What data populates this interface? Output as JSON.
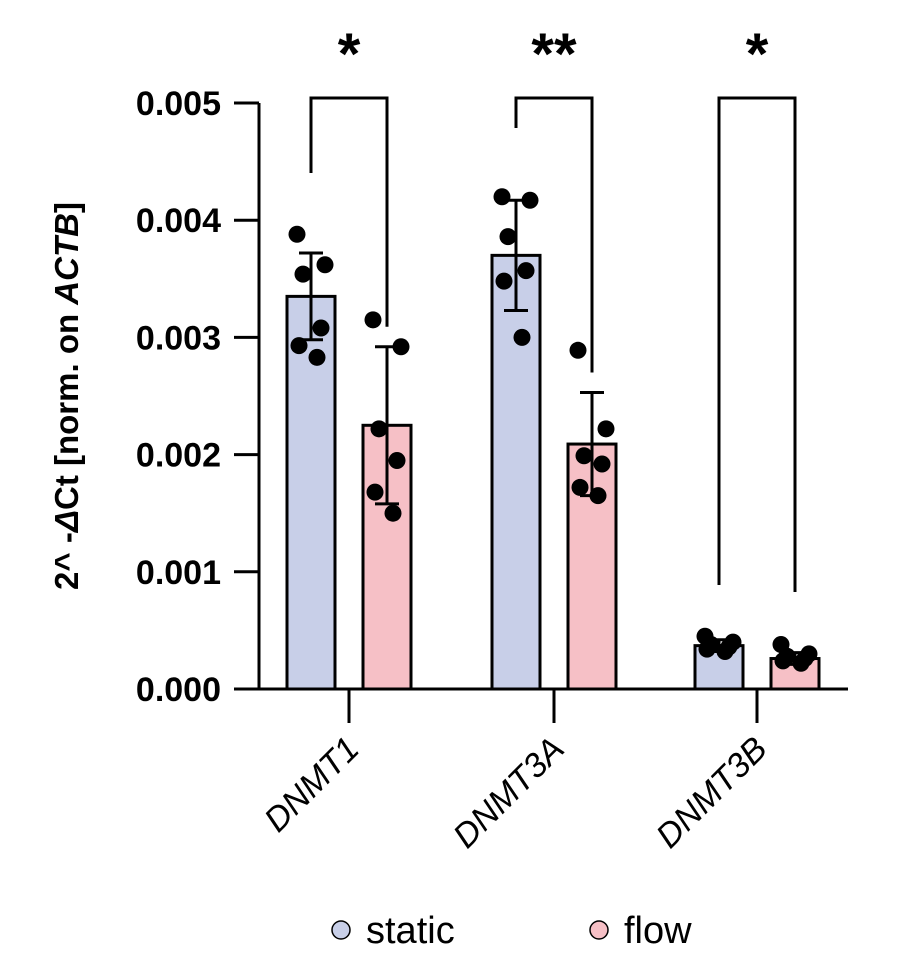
{
  "chart_data": {
    "type": "bar",
    "categories": [
      "DNMT1",
      "DNMT3A",
      "DNMT3B"
    ],
    "ylabel": {
      "prefix": "2^ -",
      "delta": "Δ",
      "ct": "Ct [norm. on ",
      "gene": "ACTB",
      "suffix": "]"
    },
    "ylim": [
      0,
      0.005
    ],
    "yticks": [
      0.0,
      0.001,
      0.002,
      0.003,
      0.004,
      0.005
    ],
    "ytick_labels": [
      "0.000",
      "0.001",
      "0.002",
      "0.003",
      "0.004",
      "0.005"
    ],
    "series": [
      {
        "name": "static",
        "color": "#c8cfe8",
        "values": [
          0.00335,
          0.0037,
          0.00037
        ],
        "sd": [
          0.00037,
          0.00047,
          5e-05
        ],
        "points": [
          [
            0.00388,
            0.00362,
            0.00354,
            0.00308,
            0.00293,
            0.00283
          ],
          [
            0.0042,
            0.00417,
            0.00386,
            0.00357,
            0.00348,
            0.003
          ],
          [
            0.00045,
            0.0004,
            0.00038,
            0.00036,
            0.00034,
            0.00032
          ]
        ]
      },
      {
        "name": "flow",
        "color": "#f6c0c6",
        "values": [
          0.00225,
          0.00209,
          0.00026
        ],
        "sd": [
          0.00067,
          0.00044,
          5e-05
        ],
        "points": [
          [
            0.00315,
            0.00292,
            0.00222,
            0.00195,
            0.00168,
            0.0015
          ],
          [
            0.00289,
            0.00222,
            0.00199,
            0.00192,
            0.00172,
            0.00165
          ],
          [
            0.00038,
            0.0003,
            0.00028,
            0.00026,
            0.00024,
            0.00022
          ]
        ]
      }
    ],
    "significance": [
      "*",
      "**",
      "*"
    ],
    "legend": {
      "position": "bottom",
      "items": [
        {
          "label": "static",
          "color": "#c8cfe8"
        },
        {
          "label": "flow",
          "color": "#f6c0c6"
        }
      ]
    }
  }
}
------------
> Exercise brief
Without including any pictures, output all the entries above exactly.

> Output below
What data populates this interface? Output as JSON.
{
  "chart_data": {
    "type": "bar",
    "categories": [
      "DNMT1",
      "DNMT3A",
      "DNMT3B"
    ],
    "ylabel": {
      "prefix": "2^ -",
      "delta": "Δ",
      "ct": "Ct [norm. on ",
      "gene": "ACTB",
      "suffix": "]"
    },
    "ylim": [
      0,
      0.005
    ],
    "yticks": [
      0.0,
      0.001,
      0.002,
      0.003,
      0.004,
      0.005
    ],
    "ytick_labels": [
      "0.000",
      "0.001",
      "0.002",
      "0.003",
      "0.004",
      "0.005"
    ],
    "series": [
      {
        "name": "static",
        "color": "#c8cfe8",
        "values": [
          0.00335,
          0.0037,
          0.00037
        ],
        "sd": [
          0.00037,
          0.00047,
          5e-05
        ],
        "points": [
          [
            0.00388,
            0.00362,
            0.00354,
            0.00308,
            0.00293,
            0.00283
          ],
          [
            0.0042,
            0.00417,
            0.00386,
            0.00357,
            0.00348,
            0.003
          ],
          [
            0.00045,
            0.0004,
            0.00038,
            0.00036,
            0.00034,
            0.00032
          ]
        ]
      },
      {
        "name": "flow",
        "color": "#f6c0c6",
        "values": [
          0.00225,
          0.00209,
          0.00026
        ],
        "sd": [
          0.00067,
          0.00044,
          5e-05
        ],
        "points": [
          [
            0.00315,
            0.00292,
            0.00222,
            0.00195,
            0.00168,
            0.0015
          ],
          [
            0.00289,
            0.00222,
            0.00199,
            0.00192,
            0.00172,
            0.00165
          ],
          [
            0.00038,
            0.0003,
            0.00028,
            0.00026,
            0.00024,
            0.00022
          ]
        ]
      }
    ],
    "significance": [
      "*",
      "**",
      "*"
    ],
    "legend": {
      "position": "bottom",
      "items": [
        {
          "label": "static",
          "color": "#c8cfe8"
        },
        {
          "label": "flow",
          "color": "#f6c0c6"
        }
      ]
    }
  }
}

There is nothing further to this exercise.